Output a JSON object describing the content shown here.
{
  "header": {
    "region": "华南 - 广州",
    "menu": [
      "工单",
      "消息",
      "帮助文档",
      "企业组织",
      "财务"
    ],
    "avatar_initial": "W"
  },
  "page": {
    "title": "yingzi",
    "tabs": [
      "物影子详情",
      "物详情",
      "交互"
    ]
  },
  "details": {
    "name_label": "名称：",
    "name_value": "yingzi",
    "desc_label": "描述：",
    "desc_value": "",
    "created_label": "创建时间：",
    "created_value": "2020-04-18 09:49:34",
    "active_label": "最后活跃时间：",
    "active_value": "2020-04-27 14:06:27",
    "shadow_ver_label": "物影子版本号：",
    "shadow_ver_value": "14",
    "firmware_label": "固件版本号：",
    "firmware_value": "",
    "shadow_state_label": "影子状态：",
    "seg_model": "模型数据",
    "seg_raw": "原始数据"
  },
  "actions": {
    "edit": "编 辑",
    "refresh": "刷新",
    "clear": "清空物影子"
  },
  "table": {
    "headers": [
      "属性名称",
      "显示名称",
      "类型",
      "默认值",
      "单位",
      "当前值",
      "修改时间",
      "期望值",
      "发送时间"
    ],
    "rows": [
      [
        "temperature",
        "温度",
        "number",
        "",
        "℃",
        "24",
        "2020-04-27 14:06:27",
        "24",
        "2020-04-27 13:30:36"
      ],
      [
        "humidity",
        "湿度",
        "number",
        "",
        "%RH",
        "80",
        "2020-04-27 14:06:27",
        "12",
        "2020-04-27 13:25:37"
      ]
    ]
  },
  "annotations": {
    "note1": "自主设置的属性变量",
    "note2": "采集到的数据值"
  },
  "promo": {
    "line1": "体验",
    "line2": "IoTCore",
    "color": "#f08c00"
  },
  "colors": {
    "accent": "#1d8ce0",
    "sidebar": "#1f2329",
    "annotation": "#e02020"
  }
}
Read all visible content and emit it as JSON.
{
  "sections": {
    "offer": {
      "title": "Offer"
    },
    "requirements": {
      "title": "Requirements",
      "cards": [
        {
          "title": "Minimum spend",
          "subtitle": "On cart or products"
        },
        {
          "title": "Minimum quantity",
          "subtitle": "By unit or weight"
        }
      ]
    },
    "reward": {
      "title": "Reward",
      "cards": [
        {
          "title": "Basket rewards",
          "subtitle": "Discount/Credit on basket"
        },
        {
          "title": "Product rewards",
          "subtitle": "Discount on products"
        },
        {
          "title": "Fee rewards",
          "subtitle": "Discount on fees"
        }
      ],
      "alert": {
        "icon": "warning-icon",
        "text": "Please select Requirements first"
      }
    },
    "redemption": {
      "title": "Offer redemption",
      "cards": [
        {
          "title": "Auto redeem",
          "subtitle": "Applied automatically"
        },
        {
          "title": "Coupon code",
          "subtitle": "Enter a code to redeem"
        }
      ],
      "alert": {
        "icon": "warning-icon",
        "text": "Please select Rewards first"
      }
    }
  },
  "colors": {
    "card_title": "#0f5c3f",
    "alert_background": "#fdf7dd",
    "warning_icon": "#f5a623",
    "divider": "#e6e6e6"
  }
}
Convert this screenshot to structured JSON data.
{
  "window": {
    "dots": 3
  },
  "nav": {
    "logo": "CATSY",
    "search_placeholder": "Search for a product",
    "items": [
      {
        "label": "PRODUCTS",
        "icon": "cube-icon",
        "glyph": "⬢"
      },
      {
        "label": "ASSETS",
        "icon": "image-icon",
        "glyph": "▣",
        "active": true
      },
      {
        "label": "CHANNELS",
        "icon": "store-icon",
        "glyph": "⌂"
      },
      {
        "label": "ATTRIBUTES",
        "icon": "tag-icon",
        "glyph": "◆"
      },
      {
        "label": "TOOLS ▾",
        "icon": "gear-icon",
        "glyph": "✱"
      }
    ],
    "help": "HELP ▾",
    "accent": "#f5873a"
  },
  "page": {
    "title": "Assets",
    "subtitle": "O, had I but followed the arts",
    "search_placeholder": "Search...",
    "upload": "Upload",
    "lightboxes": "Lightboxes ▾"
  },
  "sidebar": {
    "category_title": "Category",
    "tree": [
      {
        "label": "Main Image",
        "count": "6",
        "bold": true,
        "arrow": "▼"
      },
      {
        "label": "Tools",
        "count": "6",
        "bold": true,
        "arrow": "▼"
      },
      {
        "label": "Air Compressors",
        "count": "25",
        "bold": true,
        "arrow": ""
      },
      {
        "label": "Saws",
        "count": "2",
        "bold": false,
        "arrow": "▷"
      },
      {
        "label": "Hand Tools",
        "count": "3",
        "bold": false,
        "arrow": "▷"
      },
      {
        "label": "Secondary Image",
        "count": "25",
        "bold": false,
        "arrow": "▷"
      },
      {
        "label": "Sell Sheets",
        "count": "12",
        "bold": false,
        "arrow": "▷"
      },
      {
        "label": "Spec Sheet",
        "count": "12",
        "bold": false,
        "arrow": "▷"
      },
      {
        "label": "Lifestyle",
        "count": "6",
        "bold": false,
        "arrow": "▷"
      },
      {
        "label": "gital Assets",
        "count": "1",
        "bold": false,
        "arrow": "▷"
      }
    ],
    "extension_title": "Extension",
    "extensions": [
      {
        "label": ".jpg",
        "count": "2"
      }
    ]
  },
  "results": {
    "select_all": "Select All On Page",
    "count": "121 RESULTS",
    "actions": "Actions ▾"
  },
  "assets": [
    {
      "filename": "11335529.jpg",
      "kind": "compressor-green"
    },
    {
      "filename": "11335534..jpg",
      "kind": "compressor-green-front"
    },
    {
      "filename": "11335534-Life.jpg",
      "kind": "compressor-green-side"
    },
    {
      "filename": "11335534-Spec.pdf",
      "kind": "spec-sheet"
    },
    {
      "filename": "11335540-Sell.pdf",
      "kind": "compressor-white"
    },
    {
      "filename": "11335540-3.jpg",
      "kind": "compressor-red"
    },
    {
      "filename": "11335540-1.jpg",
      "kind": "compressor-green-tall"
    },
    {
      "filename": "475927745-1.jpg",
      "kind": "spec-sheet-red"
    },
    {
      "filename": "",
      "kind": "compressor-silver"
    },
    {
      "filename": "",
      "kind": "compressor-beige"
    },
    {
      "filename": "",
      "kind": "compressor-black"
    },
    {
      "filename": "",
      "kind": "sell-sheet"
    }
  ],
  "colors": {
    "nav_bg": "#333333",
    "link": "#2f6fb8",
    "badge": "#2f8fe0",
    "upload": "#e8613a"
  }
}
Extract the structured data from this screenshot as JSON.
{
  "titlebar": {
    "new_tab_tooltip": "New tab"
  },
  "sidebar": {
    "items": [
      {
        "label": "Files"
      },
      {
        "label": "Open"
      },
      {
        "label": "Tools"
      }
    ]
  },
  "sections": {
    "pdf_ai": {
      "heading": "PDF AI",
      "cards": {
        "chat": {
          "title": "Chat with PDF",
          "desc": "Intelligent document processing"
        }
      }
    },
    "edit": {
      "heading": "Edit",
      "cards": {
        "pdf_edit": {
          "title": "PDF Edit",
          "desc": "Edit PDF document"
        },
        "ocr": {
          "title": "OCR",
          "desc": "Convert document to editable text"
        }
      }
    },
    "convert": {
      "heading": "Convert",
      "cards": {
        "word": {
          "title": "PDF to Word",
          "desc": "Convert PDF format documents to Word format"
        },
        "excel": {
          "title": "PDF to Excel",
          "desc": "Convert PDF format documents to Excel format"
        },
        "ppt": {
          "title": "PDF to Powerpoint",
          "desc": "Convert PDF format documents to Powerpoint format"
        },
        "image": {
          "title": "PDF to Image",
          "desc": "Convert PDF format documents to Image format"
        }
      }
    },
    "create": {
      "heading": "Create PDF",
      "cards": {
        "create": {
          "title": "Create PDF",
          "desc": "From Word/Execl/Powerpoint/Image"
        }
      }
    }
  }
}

---*---

• _Exercise objective_
Every record above should be copied exactly.

• _Solution to this task_
Output a JSON object describing the content shown here.
{
  "header": {
    "region": "华南 - 广州",
    "menu": [
      "工单",
      "消息",
      "帮助文档",
      "企业组织",
      "财务"
    ],
    "avatar_initial": "W"
  },
  "page": {
    "title": "yingzi",
    "tabs": [
      "物影子详情",
      "物详情",
      "交互"
    ]
  },
  "details": {
    "name_label": "名称：",
    "name_value": "yingzi",
    "desc_label": "描述：",
    "desc_value": "",
    "created_label": "创建时间：",
    "created_value": "2020-04-18 09:49:34",
    "active_label": "最后活跃时间：",
    "active_value": "2020-04-27 14:06:27",
    "shadow_ver_label": "物影子版本号：",
    "shadow_ver_value": "14",
    "firmware_label": "固件版本号：",
    "firmware_value": "",
    "shadow_state_label": "影子状态：",
    "seg_model": "模型数据",
    "seg_raw": "原始数据"
  },
  "actions": {
    "edit": "编 辑",
    "refresh": "刷新",
    "clear": "清空物影子"
  },
  "table": {
    "headers": [
      "属性名称",
      "显示名称",
      "类型",
      "默认值",
      "单位",
      "当前值",
      "修改时间",
      "期望值",
      "发送时间"
    ],
    "rows": [
      [
        "temperature",
        "温度",
        "number",
        "",
        "℃",
        "24",
        "2020-04-27 14:06:27",
        "24",
        "2020-04-27 13:30:36"
      ],
      [
        "humidity",
        "湿度",
        "number",
        "",
        "%RH",
        "80",
        "2020-04-27 14:06:27",
        "12",
        "2020-04-27 13:25:37"
      ]
    ]
  },
  "annotations": {
    "note1": "自主设置的属性变量",
    "note2": "采集到的数据值"
  },
  "promo": {
    "line1": "体验",
    "line2": "IoTCore",
    "color": "#f08c00"
  },
  "colors": {
    "accent": "#1d8ce0",
    "sidebar": "#1f2329",
    "annotation": "#e02020"
  }
}
Read all visible content and emit it as JSON.
{
  "sections": {
    "offer": {
      "title": "Offer"
    },
    "requirements": {
      "title": "Requirements",
      "cards": [
        {
          "title": "Minimum spend",
          "subtitle": "On cart or products"
        },
        {
          "title": "Minimum quantity",
          "subtitle": "By unit or weight"
        }
      ]
    },
    "reward": {
      "title": "Reward",
      "cards": [
        {
          "title": "Basket rewards",
          "subtitle": "Discount/Credit on basket"
        },
        {
          "title": "Product rewards",
          "subtitle": "Discount on products"
        },
        {
          "title": "Fee rewards",
          "subtitle": "Discount on fees"
        }
      ],
      "alert": {
        "icon": "warning-icon",
        "text": "Please select Requirements first"
      }
    },
    "redemption": {
      "title": "Offer redemption",
      "cards": [
        {
          "title": "Auto redeem",
          "subtitle": "Applied automatically"
        },
        {
          "title": "Coupon code",
          "subtitle": "Enter a code to redeem"
        }
      ],
      "alert": {
        "icon": "warning-icon",
        "text": "Please select Rewards first"
      }
    }
  },
  "colors": {
    "card_title": "#0f5c3f",
    "alert_background": "#fdf7dd",
    "warning_icon": "#f5a623",
    "divider": "#e6e6e6"
  }
}
Convert this screenshot to structured JSON data.
{
  "window": {
    "dots": 3
  },
  "nav": {
    "logo": "CATSY",
    "search_placeholder": "Search for a product",
    "items": [
      {
        "label": "PRODUCTS",
        "icon": "cube-icon",
        "glyph": "⬢"
      },
      {
        "label": "ASSETS",
        "icon": "image-icon",
        "glyph": "▣",
        "active": true
      },
      {
        "label": "CHANNELS",
        "icon": "store-icon",
        "glyph": "⌂"
      },
      {
        "label": "ATTRIBUTES",
        "icon": "tag-icon",
        "glyph": "◆"
      },
      {
        "label": "TOOLS ▾",
        "icon": "gear-icon",
        "glyph": "✱"
      }
    ],
    "help": "HELP ▾",
    "accent": "#f5873a"
  },
  "page": {
    "title": "Assets",
    "subtitle": "O, had I but followed the arts",
    "search_placeholder": "Search...",
    "upload": "Upload",
    "lightboxes": "Lightboxes ▾"
  },
  "sidebar": {
    "category_title": "Category",
    "tree": [
      {
        "label": "Main Image",
        "count": "6",
        "bold": true,
        "arrow": "▼"
      },
      {
        "label": "Tools",
        "count": "6",
        "bold": true,
        "arrow": "▼"
      },
      {
        "label": "Air Compressors",
        "count": "25",
        "bold": true,
        "arrow": ""
      },
      {
        "label": "Saws",
        "count": "2",
        "bold": false,
        "arrow": "▷"
      },
      {
        "label": "Hand Tools",
        "count": "3",
        "bold": false,
        "arrow": "▷"
      },
      {
        "label": "Secondary Image",
        "count": "25",
        "bold": false,
        "arrow": "▷"
      },
      {
        "label": "Sell Sheets",
        "count": "12",
        "bold": false,
        "arrow": "▷"
      },
      {
        "label": "Spec Sheet",
        "count": "12",
        "bold": false,
        "arrow": "▷"
      },
      {
        "label": "Lifestyle",
        "count": "6",
        "bold": false,
        "arrow": "▷"
      },
      {
        "label": "gital Assets",
        "count": "1",
        "bold": false,
        "arrow": "▷"
      }
    ],
    "extension_title": "Extension",
    "extensions": [
      {
        "label": ".jpg",
        "count": "2"
      }
    ]
  },
  "results": {
    "select_all": "Select All On Page",
    "count": "121 RESULTS",
    "actions": "Actions ▾"
  },
  "assets": [
    {
      "filename": "11335529.jpg",
      "kind": "compressor-green"
    },
    {
      "filename": "11335534..jpg",
      "kind": "compressor-green-front"
    },
    {
      "filename": "11335534-Life.jpg",
      "kind": "compressor-green-side"
    },
    {
      "filename": "11335534-Spec.pdf",
      "kind": "spec-sheet"
    },
    {
      "filename": "11335540-Sell.pdf",
      "kind": "compressor-white"
    },
    {
      "filename": "11335540-3.jpg",
      "kind": "compressor-red"
    },
    {
      "filename": "11335540-1.jpg",
      "kind": "compressor-green-tall"
    },
    {
      "filename": "475927745-1.jpg",
      "kind": "spec-sheet-red"
    },
    {
      "filename": "",
      "kind": "compressor-silver"
    },
    {
      "filename": "",
      "kind": "compressor-beige"
    },
    {
      "filename": "",
      "kind": "compressor-black"
    },
    {
      "filename": "",
      "kind": "sell-sheet"
    }
  ],
  "colors": {
    "nav_bg": "#333333",
    "link": "#2f6fb8",
    "badge": "#2f8fe0",
    "upload": "#e8613a"
  }
}
Extract the structured data from this screenshot as JSON.
{
  "titlebar": {
    "new_tab_tooltip": "New tab"
  },
  "sidebar": {
    "items": [
      {
        "label": "Files"
      },
      {
        "label": "Open"
      },
      {
        "label": "Tools"
      }
    ]
  },
  "sections": {
    "pdf_ai": {
      "heading": "PDF AI",
      "cards": {
        "chat": {
          "title": "Chat with PDF",
          "desc": "Intelligent document processing"
        }
      }
    },
    "edit": {
      "heading": "Edit",
      "cards": {
        "pdf_edit": {
          "title": "PDF Edit",
          "desc": "Edit PDF document"
        },
        "ocr": {
          "title": "OCR",
          "desc": "Convert document to editable text"
        }
      }
    },
    "convert": {
      "heading": "Convert",
      "cards": {
        "word": {
          "title": "PDF to Word",
          "desc": "Convert PDF format documents to Word format"
        },
        "excel": {
          "title": "PDF to Excel",
          "desc": "Convert PDF format documents to Excel format"
        },
        "ppt": {
          "title": "PDF to Powerpoint",
          "desc": "Convert PDF format documents to Powerpoint format"
        },
        "image": {
          "title": "PDF to Image",
          "desc": "Convert PDF format documents to Image format"
        }
      }
    },
    "create": {
      "heading": "Create PDF",
      "cards": {
        "create": {
          "title": "Create PDF",
          "desc": "From Word/Execl/Powerpoint/Image"
        }
      }
    }
  }
}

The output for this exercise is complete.